• _Problem requirements_
Recast every line of the items below as a single numbered list, leaving out the blank lines.

• _Supplied data_
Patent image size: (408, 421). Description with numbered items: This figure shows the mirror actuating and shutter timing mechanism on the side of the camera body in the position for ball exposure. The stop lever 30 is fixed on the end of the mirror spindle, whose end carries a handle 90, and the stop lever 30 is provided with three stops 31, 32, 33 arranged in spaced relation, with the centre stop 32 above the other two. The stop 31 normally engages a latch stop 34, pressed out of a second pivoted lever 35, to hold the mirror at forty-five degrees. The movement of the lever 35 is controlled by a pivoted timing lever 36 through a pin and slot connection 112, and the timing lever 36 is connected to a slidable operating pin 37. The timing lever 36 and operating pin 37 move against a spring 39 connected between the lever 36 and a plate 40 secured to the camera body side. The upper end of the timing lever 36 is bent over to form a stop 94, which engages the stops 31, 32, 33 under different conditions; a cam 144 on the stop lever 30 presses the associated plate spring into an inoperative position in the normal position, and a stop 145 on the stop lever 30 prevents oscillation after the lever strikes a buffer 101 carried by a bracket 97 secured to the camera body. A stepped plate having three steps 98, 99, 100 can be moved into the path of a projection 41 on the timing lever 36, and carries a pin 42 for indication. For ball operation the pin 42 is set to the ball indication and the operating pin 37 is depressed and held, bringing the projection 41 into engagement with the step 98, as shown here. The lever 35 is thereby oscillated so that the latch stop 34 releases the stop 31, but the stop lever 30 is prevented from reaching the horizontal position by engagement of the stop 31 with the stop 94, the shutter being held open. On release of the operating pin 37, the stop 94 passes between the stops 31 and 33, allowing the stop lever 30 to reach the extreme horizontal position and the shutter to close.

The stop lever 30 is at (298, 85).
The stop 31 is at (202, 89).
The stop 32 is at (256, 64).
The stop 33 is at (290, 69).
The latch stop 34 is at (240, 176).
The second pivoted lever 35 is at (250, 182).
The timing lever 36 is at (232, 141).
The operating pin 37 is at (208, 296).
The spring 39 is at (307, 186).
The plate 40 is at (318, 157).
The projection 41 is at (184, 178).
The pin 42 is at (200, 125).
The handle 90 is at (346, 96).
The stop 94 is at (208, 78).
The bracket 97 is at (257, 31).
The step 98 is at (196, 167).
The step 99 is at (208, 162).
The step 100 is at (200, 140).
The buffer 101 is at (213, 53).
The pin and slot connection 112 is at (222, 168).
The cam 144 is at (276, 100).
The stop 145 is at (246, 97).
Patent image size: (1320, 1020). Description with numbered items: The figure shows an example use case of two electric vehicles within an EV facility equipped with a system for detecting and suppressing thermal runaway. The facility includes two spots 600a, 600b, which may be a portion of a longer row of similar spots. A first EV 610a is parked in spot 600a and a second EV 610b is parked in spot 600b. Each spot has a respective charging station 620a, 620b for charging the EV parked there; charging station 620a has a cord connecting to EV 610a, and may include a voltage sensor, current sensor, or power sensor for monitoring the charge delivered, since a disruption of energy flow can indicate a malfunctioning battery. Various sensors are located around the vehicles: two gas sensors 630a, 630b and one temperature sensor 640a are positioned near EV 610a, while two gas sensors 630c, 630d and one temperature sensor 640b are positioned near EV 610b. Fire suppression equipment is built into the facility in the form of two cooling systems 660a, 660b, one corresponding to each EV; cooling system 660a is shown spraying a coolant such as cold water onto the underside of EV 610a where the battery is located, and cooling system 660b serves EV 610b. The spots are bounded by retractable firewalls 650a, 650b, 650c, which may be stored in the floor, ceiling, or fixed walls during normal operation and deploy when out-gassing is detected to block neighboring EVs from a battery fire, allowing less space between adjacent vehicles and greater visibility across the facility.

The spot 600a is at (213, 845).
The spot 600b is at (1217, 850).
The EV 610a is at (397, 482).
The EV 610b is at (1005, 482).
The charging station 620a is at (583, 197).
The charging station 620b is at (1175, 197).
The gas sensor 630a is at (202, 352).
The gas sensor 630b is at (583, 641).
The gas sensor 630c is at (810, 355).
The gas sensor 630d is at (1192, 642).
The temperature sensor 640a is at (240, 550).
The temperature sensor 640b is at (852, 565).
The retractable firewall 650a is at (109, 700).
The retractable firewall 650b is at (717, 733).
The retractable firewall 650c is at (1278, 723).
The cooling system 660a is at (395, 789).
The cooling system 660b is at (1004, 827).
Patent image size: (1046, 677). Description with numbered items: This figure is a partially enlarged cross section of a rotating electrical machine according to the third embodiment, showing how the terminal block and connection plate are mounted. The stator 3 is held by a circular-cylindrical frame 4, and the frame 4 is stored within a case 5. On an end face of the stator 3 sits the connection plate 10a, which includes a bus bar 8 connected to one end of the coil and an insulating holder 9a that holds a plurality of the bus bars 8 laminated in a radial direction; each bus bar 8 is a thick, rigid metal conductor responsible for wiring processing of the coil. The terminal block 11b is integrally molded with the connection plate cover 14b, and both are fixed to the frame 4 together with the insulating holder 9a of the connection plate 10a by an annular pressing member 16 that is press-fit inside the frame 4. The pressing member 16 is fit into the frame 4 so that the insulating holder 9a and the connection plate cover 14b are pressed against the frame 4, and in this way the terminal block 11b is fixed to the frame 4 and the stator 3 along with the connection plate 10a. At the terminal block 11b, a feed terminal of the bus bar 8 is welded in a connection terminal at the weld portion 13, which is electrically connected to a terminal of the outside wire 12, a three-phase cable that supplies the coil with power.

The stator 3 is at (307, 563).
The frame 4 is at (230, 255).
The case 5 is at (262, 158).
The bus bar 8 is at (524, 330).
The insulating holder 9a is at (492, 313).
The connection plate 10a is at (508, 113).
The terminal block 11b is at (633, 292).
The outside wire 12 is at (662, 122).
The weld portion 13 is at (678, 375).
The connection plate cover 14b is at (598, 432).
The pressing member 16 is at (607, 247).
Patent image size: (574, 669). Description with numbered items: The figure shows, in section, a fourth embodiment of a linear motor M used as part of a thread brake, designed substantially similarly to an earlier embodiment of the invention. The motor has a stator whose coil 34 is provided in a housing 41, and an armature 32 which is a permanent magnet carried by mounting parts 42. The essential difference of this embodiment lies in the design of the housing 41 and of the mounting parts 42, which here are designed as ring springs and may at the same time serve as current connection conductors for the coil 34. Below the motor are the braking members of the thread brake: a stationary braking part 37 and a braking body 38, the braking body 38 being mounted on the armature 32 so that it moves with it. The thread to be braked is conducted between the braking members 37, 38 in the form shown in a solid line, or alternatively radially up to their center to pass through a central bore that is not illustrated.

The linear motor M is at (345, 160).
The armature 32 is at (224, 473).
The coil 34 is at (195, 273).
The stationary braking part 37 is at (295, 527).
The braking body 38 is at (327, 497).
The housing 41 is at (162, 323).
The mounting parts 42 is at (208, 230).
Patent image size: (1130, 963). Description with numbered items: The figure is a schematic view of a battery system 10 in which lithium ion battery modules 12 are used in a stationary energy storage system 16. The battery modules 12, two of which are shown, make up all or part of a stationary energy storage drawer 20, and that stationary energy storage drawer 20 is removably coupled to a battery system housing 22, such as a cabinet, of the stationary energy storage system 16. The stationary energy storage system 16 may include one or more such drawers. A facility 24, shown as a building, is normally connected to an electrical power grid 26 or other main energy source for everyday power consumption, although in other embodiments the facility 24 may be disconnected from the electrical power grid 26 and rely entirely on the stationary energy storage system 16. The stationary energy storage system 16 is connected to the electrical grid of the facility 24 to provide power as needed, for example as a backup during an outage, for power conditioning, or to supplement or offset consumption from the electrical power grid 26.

• _Worked solution_
1. Patent image size: (408, 421). Description with numbered items: This figure shows the mirror actuating and shutter timing mechanism on the side of the camera body in the position for ball exposure. The stop lever 30 is fixed on the end of the mirror spindle, whose end carries a handle 90, and the stop lever 30 is provided with three stops 31, 32, 33 arranged in spaced relation, with the centre stop 32 above the other two. The stop 31 normally engages a latch stop 34, pressed out of a second pivoted lever 35, to hold the mirror at forty-five degrees. The movement of the lever 35 is controlled by a pivoted timing lever 36 through a pin and slot connection 112, and the timing lever 36 is connected to a slidable operating pin 37. The timing lever 36 and operating pin 37 move against a spring 39 connected between the lever 36 and a plate 40 secured to the camera body side. The upper end of the timing lever 36 is bent over to form a stop 94, which engages the stops 31, 32, 33 under different conditions; a cam 144 on the stop lever 30 presses the associated plate spring into an inoperative position in the normal position, and a stop 145 on the stop lever 30 prevents oscillation after the lever strikes a buffer 101 carried by a bracket 97 secured to the camera body. A stepped plate having three steps 98, 99, 100 can be moved into the path of a projection 41 on the timing lever 36, and carries a pin 42 for indication. For ball operation the pin 42 is set to the ball indication and the operating pin 37 is depressed and held, bringing the projection 41 into engagement with the step 98, as shown here. The lever 35 is thereby oscillated so that the latch stop 34 releases the stop 31, but the stop lever 30 is prevented from reaching the horizontal position by engagement of the stop 31 with the stop 94, the shutter being held open. On release of the operating pin 37, the stop 94 passes between the stops 31 and 33, allowing the stop lever 30 to reach the extreme horizontal position and the shutter to close.
2. The stop lever 30 is at (298, 85).
3. The stop 31 is at (202, 89).
4. The stop 32 is at (256, 64).
5. The stop 33 is at (290, 69).
6. The latch stop 34 is at (240, 176).
7. The second pivoted lever 35 is at (250, 182).
8. The timing lever 36 is at (232, 141).
9. The operating pin 37 is at (208, 296).
10. The spring 39 is at (307, 186).
11. The plate 40 is at (318, 157).
12. The projection 41 is at (184, 178).
13. The pin 42 is at (200, 125).
14. The handle 90 is at (346, 96).
15. The stop 94 is at (208, 78).
16. The bracket 97 is at (257, 31).
17. The step 98 is at (196, 167).
18. The step 99 is at (208, 162).
19. The step 100 is at (200, 140).
20. The buffer 101 is at (213, 53).
21. The pin and slot connection 112 is at (222, 168).
22. The cam 144 is at (276, 100).
23. The stop 145 is at (246, 97).
24. Patent image size: (1320, 1020). Description with numbered items: The figure shows an example use case of two electric vehicles within an EV facility equipped with a system for detecting and suppressing thermal runaway. The facility includes two spots 600a, 600b, which may be a portion of a longer row of similar spots. A first EV 610a is parked in spot 600a and a second EV 610b is parked in spot 600b. Each spot has a respective charging station 620a, 620b for charging the EV parked there; charging station 620a has a cord connecting to EV 610a, and may include a voltage sensor, current sensor, or power sensor for monitoring the charge delivered, since a disruption of energy flow can indicate a malfunctioning battery. Various sensors are located around the vehicles: two gas sensors 630a, 630b and one temperature sensor 640a are positioned near EV 610a, while two gas sensors 630c, 630d and one temperature sensor 640b are positioned near EV 610b. Fire suppression equipment is built into the facility in the form of two cooling systems 660a, 660b, one corresponding to each EV; cooling system 660a is shown spraying a coolant such as cold water onto the underside of EV 610a where the battery is located, and cooling system 660b serves EV 610b. The spots are bounded by retractable firewalls 650a, 650b, 650c, which may be stored in the floor, ceiling, or fixed walls during normal operation and deploy when out-gassing is detected to block neighboring EVs from a battery fire, allowing less space between adjacent vehicles and greater visibility across the facility.
25. The spot 600a is at (213, 845).
26. The spot 600b is at (1217, 850).
27. The EV 610a is at (397, 482).
28. The EV 610b is at (1005, 482).
29. The charging station 620a is at (583, 197).
30. The charging station 620b is at (1175, 197).
31. The gas sensor 630a is at (202, 352).
32. The gas sensor 630b is at (583, 641).
33. The gas sensor 630c is at (810, 355).
34. The gas sensor 630d is at (1192, 642).
35. The temperature sensor 640a is at (240, 550).
36. The temperature sensor 640b is at (852, 565).
37. The retractable firewall 650a is at (109, 700).
38. The retractable firewall 650b is at (717, 733).
39. The retractable firewall 650c is at (1278, 723).
40. The cooling system 660a is at (395, 789).
41. The cooling system 660b is at (1004, 827).
42. Patent image size: (1046, 677). Description with numbered items: This figure is a partially enlarged cross section of a rotating electrical machine according to the third embodiment, showing how the terminal block and connection plate are mounted. The stator 3 is held by a circular-cylindrical frame 4, and the frame 4 is stored within a case 5. On an end face of the stator 3 sits the connection plate 10a, which includes a bus bar 8 connected to one end of the coil and an insulating holder 9a that holds a plurality of the bus bars 8 laminated in a radial direction; each bus bar 8 is a thick, rigid metal conductor responsible for wiring processing of the coil. The terminal block 11b is integrally molded with the connection plate cover 14b, and both are fixed to the frame 4 together with the insulating holder 9a of the connection plate 10a by an annular pressing member 16 that is press-fit inside the frame 4. The pressing member 16 is fit into the frame 4 so that the insulating holder 9a and the connection plate cover 14b are pressed against the frame 4, and in this way the terminal block 11b is fixed to the frame 4 and the stator 3 along with the connection plate 10a. At the terminal block 11b, a feed terminal of the bus bar 8 is welded in a connection terminal at the weld portion 13, which is electrically connected to a terminal of the outside wire 12, a three-phase cable that supplies the coil with power.
43. The stator 3 is at (307, 563).
44. The frame 4 is at (230, 255).
45. The case 5 is at (262, 158).
46. The bus bar 8 is at (524, 330).
47. The insulating holder 9a is at (492, 313).
48. The connection plate 10a is at (508, 113).
49. The terminal block 11b is at (633, 292).
50. The outside wire 12 is at (662, 122).
51. The weld portion 13 is at (678, 375).
52. The connection plate cover 14b is at (598, 432).
53. The pressing member 16 is at (607, 247).
54. Patent image size: (574, 669). Description with numbered items: The figure shows, in section, a fourth embodiment of a linear motor M used as part of a thread brake, designed substantially similarly to an earlier embodiment of the invention. The motor has a stator whose coil 34 is provided in a housing 41, and an armature 32 which is a permanent magnet carried by mounting parts 42. The essential difference of this embodiment lies in the design of the housing 41 and of the mounting parts 42, which here are designed as ring springs and may at the same time serve as current connection conductors for the coil 34. Below the motor are the braking members of the thread brake: a stationary braking part 37 and a braking body 38, the braking body 38 being mounted on the armature 32 so that it moves with it. The thread to be braked is conducted between the braking members 37, 38 in the form shown in a solid line, or alternatively radially up to their center to pass through a central bore that is not illustrated.
55. The linear motor M is at (345, 160).
56. The armature 32 is at (224, 473).
57. The coil 34 is at (195, 273).
58. The stationary braking part 37 is at (295, 527).
59. The braking body 38 is at (327, 497).
60. The housing 41 is at (162, 323).
61. The mounting parts 42 is at (208, 230).
62. Patent image size: (1130, 963). Description with numbered items: The figure is a schematic view of a battery system 10 in which lithium ion battery modules 12 are used in a stationary energy storage system 16. The battery modules 12, two of which are shown, make up all or part of a stationary energy storage drawer 20, and that stationary energy storage drawer 20 is removably coupled to a battery system housing 22, such as a cabinet, of the stationary energy storage system 16. The stationary energy storage system 16 may include one or more such drawers. A facility 24, shown as a building, is normally connected to an electrical power grid 26 or other main energy source for everyday power consumption, although in other embodiments the facility 24 may be disconnected from the electrical power grid 26 and rely entirely on the stationary energy storage system 16. The stationary energy storage system 16 is connected to the electrical grid of the facility 24 to provide power as needed, for example as a backup during an outage, for power conditioning, or to supplement or offset consumption from the electrical power grid 26.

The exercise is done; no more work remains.